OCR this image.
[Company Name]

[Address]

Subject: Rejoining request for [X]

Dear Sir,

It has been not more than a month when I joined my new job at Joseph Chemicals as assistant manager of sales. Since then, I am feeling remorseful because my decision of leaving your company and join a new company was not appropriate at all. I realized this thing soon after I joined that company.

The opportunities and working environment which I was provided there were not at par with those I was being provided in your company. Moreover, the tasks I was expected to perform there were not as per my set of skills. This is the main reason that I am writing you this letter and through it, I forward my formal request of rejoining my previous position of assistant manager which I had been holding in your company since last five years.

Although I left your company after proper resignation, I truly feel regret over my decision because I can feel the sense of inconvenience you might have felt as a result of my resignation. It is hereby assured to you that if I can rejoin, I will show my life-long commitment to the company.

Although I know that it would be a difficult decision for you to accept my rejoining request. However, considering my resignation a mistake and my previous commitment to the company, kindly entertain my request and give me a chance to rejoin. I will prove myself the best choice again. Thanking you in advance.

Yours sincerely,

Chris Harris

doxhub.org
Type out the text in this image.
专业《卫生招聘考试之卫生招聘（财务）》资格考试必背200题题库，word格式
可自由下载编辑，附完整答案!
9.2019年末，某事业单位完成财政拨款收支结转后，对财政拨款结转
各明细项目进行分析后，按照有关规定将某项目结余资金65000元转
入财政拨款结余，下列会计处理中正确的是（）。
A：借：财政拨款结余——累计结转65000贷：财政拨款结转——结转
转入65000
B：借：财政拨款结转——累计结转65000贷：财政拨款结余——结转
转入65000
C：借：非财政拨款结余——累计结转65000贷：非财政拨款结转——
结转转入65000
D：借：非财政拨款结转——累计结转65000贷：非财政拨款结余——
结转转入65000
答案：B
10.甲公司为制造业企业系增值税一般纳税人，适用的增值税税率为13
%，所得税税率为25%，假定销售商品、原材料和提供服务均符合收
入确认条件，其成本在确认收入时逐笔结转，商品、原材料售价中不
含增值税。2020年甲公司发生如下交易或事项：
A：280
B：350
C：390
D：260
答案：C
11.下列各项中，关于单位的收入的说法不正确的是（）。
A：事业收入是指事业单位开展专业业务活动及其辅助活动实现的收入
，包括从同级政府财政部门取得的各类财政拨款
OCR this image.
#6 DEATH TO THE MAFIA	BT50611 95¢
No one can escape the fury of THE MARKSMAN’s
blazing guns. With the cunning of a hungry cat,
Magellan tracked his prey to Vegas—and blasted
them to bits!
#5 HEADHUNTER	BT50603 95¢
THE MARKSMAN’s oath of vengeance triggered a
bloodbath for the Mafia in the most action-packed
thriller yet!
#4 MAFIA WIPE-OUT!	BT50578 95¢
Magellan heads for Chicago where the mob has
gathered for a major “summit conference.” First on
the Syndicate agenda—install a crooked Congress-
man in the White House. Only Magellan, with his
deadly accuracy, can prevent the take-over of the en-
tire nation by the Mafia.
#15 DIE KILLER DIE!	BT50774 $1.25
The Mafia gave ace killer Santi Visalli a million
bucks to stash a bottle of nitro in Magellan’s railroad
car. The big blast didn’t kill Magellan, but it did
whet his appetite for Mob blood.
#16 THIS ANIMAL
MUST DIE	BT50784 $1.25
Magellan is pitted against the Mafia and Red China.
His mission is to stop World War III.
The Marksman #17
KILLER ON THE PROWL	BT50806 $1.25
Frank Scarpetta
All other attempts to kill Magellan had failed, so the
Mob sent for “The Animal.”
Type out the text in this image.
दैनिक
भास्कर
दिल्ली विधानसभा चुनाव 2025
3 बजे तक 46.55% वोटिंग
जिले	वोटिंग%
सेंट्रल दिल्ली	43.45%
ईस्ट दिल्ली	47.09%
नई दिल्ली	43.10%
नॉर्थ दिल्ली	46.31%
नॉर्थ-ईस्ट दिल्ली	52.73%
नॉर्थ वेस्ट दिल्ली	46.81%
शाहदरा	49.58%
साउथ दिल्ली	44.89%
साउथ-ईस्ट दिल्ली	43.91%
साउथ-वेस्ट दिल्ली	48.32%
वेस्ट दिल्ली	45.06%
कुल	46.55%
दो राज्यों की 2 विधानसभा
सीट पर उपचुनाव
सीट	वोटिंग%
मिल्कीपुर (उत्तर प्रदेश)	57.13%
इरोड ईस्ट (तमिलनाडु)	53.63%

┄┄┄┄┄┄┄┄┄┄

Write out the material from the first line to the last, exactly.

◆ **THE ANSWER**
OCR this image.
[Company Name]

[Address]

Subject: Rejoining request for [X]

Dear Sir,

It has been not more than a month when I joined my new job at Joseph Chemicals as assistant manager of sales. Since then, I am feeling remorseful because my decision of leaving your company and join a new company was not appropriate at all. I realized this thing soon after I joined that company.

The opportunities and working environment which I was provided there were not at par with those I was being provided in your company. Moreover, the tasks I was expected to perform there were not as per my set of skills. This is the main reason that I am writing you this letter and through it, I forward my formal request of rejoining my previous position of assistant manager which I had been holding in your company since last five years.

Although I left your company after proper resignation, I truly feel regret over my decision because I can feel the sense of inconvenience you might have felt as a result of my resignation. It is hereby assured to you that if I can rejoin, I will show my life-long commitment to the company.

Although I know that it would be a difficult decision for you to accept my rejoining request. However, considering my resignation a mistake and my previous commitment to the company, kindly entertain my request and give me a chance to rejoin. I will prove myself the best choice again. Thanking you in advance.

Yours sincerely,

Chris Harris

doxhub.org
Type out the text in this image.
专业《卫生招聘考试之卫生招聘（财务）》资格考试必背200题题库，word格式
可自由下载编辑，附完整答案!
9.2019年末，某事业单位完成财政拨款收支结转后，对财政拨款结转
各明细项目进行分析后，按照有关规定将某项目结余资金65000元转
入财政拨款结余，下列会计处理中正确的是（）。
A：借：财政拨款结余——累计结转65000贷：财政拨款结转——结转
转入65000
B：借：财政拨款结转——累计结转65000贷：财政拨款结余——结转
转入65000
C：借：非财政拨款结余——累计结转65000贷：非财政拨款结转——
结转转入65000
D：借：非财政拨款结转——累计结转65000贷：非财政拨款结余——
结转转入65000
答案：B
10.甲公司为制造业企业系增值税一般纳税人，适用的增值税税率为13
%，所得税税率为25%，假定销售商品、原材料和提供服务均符合收
入确认条件，其成本在确认收入时逐笔结转，商品、原材料售价中不
含增值税。2020年甲公司发生如下交易或事项：
A：280
B：350
C：390
D：260
答案：C
11.下列各项中，关于单位的收入的说法不正确的是（）。
A：事业收入是指事业单位开展专业业务活动及其辅助活动实现的收入
，包括从同级政府财政部门取得的各类财政拨款
OCR this image.
#6 DEATH TO THE MAFIA	BT50611 95¢
No one can escape the fury of THE MARKSMAN’s
blazing guns. With the cunning of a hungry cat,
Magellan tracked his prey to Vegas—and blasted
them to bits!
#5 HEADHUNTER	BT50603 95¢
THE MARKSMAN’s oath of vengeance triggered a
bloodbath for the Mafia in the most action-packed
thriller yet!
#4 MAFIA WIPE-OUT!	BT50578 95¢
Magellan heads for Chicago where the mob has
gathered for a major “summit conference.” First on
the Syndicate agenda—install a crooked Congress-
man in the White House. Only Magellan, with his
deadly accuracy, can prevent the take-over of the en-
tire nation by the Mafia.
#15 DIE KILLER DIE!	BT50774 $1.25
The Mafia gave ace killer Santi Visalli a million
bucks to stash a bottle of nitro in Magellan’s railroad
car. The big blast didn’t kill Magellan, but it did
whet his appetite for Mob blood.
#16 THIS ANIMAL
MUST DIE	BT50784 $1.25
Magellan is pitted against the Mafia and Red China.
His mission is to stop World War III.
The Marksman #17
KILLER ON THE PROWL	BT50806 $1.25
Frank Scarpetta
All other attempts to kill Magellan had failed, so the
Mob sent for “The Animal.”
Type out the text in this image.
दैनिक
भास्कर
दिल्ली विधानसभा चुनाव 2025
3 बजे तक 46.55% वोटिंग
जिले	वोटिंग%
सेंट्रल दिल्ली	43.45%
ईस्ट दिल्ली	47.09%
नई दिल्ली	43.10%
नॉर्थ दिल्ली	46.31%
नॉर्थ-ईस्ट दिल्ली	52.73%
नॉर्थ वेस्ट दिल्ली	46.81%
शाहदरा	49.58%
साउथ दिल्ली	44.89%
साउथ-ईस्ट दिल्ली	43.91%
साउथ-वेस्ट दिल्ली	48.32%
वेस्ट दिल्ली	45.06%
कुल	46.55%
दो राज्यों की 2 विधानसभा
सीट पर उपचुनाव
सीट	वोटिंग%
मिल्कीपुर (उत्तर प्रदेश)	57.13%
इरोड ईस्ट (तमिलनाडु)	53.63%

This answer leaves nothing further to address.